## PROBLEM TO WORK ON
Return a copy of every line in the records that includes the word "frac".
★ ★ ★ ★ ★
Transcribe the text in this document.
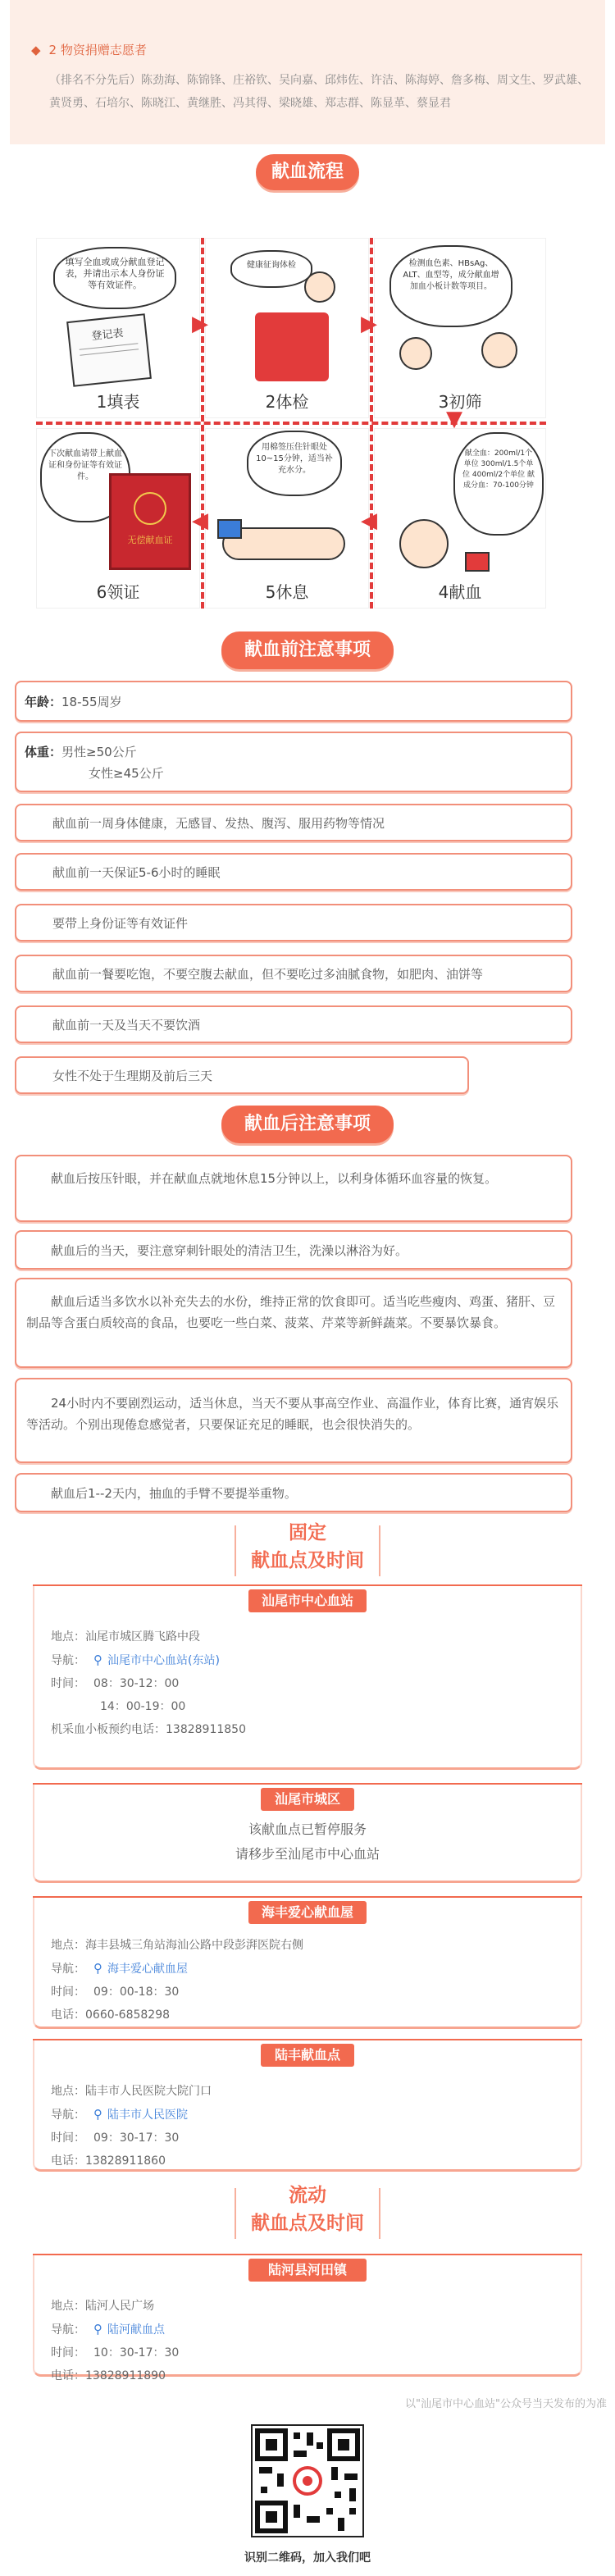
◆ 2 物资捐赠志愿者
（排名不分先后）陈劲海、陈锦锋、庄裕钦、吴向嘉、邱炜佐、许洁、陈海婷、詹多梅、周文生、罗武雄、黄贤勇、石培尔、陈晓江、黄继胜、冯其得、梁晓雄、郑志群、陈显革、蔡显君
献血流程
填写全血或成分献血登记表，并请出示本人身份证等有效证件。
登记表
1填表
健康征询体检
2体检
检测血色素、HBsAg、ALT、血型等，成分献血增加血小板计数等项目。
3初筛
下次献血请带上献血证和身份证等有效证件。
无偿献血证
6领证
用棉签压住针眼处10~15分钟，适当补充水分。
5休息
献全血：200ml/1个单位 300ml/1.5个单位 400ml/2个单位 献成分血：70-100分钟
4献血
▶	▶
▼
◀
◀
献血前注意事项
年龄：18-55周岁
体重：男性≥50公斤
女性≥45公斤
献血前一周身体健康，无感冒、发热、腹泻、服用药物等情况
献血前一天保证5-6小时的睡眠
要带上身份证等有效证件
献血前一餐要吃饱，不要空腹去献血，但不要吃过多油腻食物，如肥肉、油饼等
献血前一天及当天不要饮酒
女性不处于生理期及前后三天
献血后注意事项
献血后按压针眼，并在献血点就地休息15分钟以上，以利身体循环血容量的恢复。
献血后的当天，要注意穿刺针眼处的清洁卫生，洗澡以淋浴为好。
献血后适当多饮水以补充失去的水份，维持正常的饮食即可。适当吃些瘦肉、鸡蛋、猪肝、豆制品等含蛋白质较高的食品，也要吃一些白菜、菠菜、芹菜等新鲜蔬菜。不要暴饮暴食。
24小时内不要剧烈运动，适当休息，当天不要从事高空作业、高温作业，体育比赛，通宵娱乐等活动。个别出现倦怠感觉者，只要保证充足的睡眠，也会很快消失的。
献血后1--2天内，抽血的手臂不要提举重物。
固定
献血点及时间
汕尾市中心血站
地点：汕尾市城区腾飞路中段
导航： ⚲ 汕尾市中心血站(东站)
时间： 08：30-12：00
14：00-19：00
机采血小板预约电话：13828911850
汕尾市城区
该献血点已暂停服务
请移步至汕尾市中心血站
海丰爱心献血屋
地点：海丰县城三角站海汕公路中段彭湃医院右侧
导航： ⚲ 海丰爱心献血屋
时间： 09：00-18：30
电话：0660-6858298
陆丰献血点
地点：陆丰市人民医院大院门口
导航： ⚲ 陆丰市人民医院
时间： 09：30-17：30
电话：13828911860
流动
献血点及时间
陆河县河田镇
地点：陆河人民广场
导航： ⚲ 陆河献血点
时间： 10：30-17：30
电话：13828911890
以"汕尾市中心血站"公众号当天发布的为准
识别二维码，加入我们吧
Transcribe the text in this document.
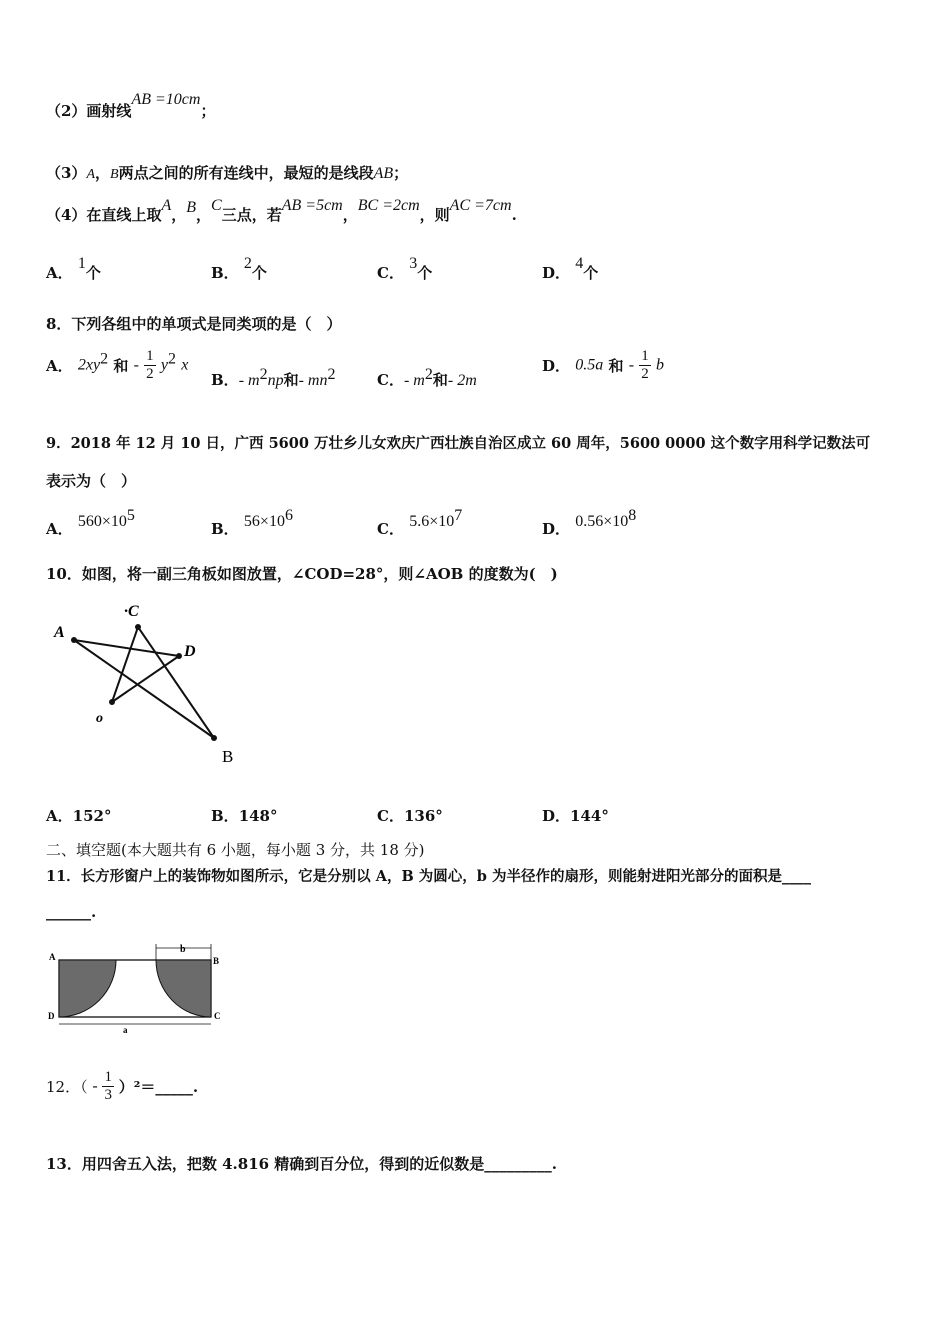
（2）画射线AB =10cm；
（3）A，B两点之间的所有连线中，最短的是线段AB；
（4）在直线上取A，B，C三点，若AB =5cm，BC =2cm，则AC =7cm.
A． 1个	B． 2个	C． 3个	D． 4个
8．下列各组中的单项式是同类项的是（　）
A． $2xy^2$ 和 - $\frac{1}{2} y^2$ x
B．- $m^2np$和- $mn^2$	C．- $m^2$和- 2m
D． 0.5a 和 - $\frac{1}{2}$ b
9．2018 年 12 月 10 日，广西 5600 万壮乡儿女欢庆广西壮族自治区成立 60 周年，5600 0000 这个数字用科学记数法可
表示为（　）
A． $560\times 10^5$
B． $56\times 10^6$
C． $5.6\times 10^7$
D． $0.56\times 10^8$
10．如图，将一副三角板如图放置，∠COD=28°，则∠AOB 的度数为(　)
A
·C
D
o
B
A．152°	B．148°	C．136°	D．144°
二、填空题(本大题共有 6 小题，每小题 3 分，共 18 分)
11．长方形窗户上的装饰物如图所示，它是分别以 A，B 为圆心，b 为半径作的扇形，则能射进阳光部分的面积是____
______.
A	B
C
D
a
b
12．（ - $\frac{1}{3}$ ）²＝_____.
13．用四舍五入法，把数 4.816 精确到百分位，得到的近似数是_________.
★ ★ ★ ★ ★
## RESULT FOR THIS TASK
A． $2xy^2$ 和 - $\frac{1}{2} y^2$ x
D． 0.5a 和 - $\frac{1}{2}$ b
12．（ - $\frac{1}{3}$ ）²＝_____.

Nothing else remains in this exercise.